__Given task__
Pick out every line that holds the string "JSON" and copy it.

__Records provided__
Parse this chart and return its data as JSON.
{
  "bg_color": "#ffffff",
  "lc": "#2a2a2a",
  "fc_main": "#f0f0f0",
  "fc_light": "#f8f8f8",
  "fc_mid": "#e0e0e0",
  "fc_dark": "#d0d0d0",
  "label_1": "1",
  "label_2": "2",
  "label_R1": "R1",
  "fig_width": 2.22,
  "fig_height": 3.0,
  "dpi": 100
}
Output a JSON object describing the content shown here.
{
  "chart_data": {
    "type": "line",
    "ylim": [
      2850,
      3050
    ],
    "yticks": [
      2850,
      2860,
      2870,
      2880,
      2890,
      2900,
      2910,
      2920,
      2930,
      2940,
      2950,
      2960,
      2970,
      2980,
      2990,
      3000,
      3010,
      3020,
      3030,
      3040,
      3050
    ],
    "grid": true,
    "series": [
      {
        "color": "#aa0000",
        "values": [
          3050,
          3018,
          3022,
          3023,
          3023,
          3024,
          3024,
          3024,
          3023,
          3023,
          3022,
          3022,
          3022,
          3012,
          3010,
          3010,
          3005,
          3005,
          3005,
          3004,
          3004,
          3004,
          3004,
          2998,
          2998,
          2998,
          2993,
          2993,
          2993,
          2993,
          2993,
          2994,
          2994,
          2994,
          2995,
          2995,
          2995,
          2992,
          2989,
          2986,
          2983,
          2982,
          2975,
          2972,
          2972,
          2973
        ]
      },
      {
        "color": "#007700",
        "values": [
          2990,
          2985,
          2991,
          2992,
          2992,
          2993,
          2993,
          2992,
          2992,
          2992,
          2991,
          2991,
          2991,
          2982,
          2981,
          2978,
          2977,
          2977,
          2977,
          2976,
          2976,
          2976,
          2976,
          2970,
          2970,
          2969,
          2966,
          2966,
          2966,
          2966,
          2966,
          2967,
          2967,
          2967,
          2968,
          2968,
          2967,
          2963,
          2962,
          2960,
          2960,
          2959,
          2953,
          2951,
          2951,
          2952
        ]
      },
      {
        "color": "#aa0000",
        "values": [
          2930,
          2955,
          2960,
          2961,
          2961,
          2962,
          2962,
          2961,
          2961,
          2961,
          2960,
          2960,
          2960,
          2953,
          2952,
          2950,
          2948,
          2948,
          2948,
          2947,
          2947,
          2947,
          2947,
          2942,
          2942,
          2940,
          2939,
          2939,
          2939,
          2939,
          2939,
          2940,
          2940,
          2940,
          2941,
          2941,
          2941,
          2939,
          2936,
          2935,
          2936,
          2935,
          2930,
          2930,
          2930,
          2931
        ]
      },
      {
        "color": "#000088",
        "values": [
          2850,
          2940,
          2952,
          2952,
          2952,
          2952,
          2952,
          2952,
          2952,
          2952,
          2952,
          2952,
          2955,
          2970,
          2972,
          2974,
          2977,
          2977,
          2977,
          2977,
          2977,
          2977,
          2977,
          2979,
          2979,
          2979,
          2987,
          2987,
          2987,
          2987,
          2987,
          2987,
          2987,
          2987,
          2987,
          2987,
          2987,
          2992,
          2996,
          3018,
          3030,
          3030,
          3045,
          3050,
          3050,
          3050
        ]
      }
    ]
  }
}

__Answer__
Parse this chart and return its data as JSON.
Output a JSON object describing the content shown here.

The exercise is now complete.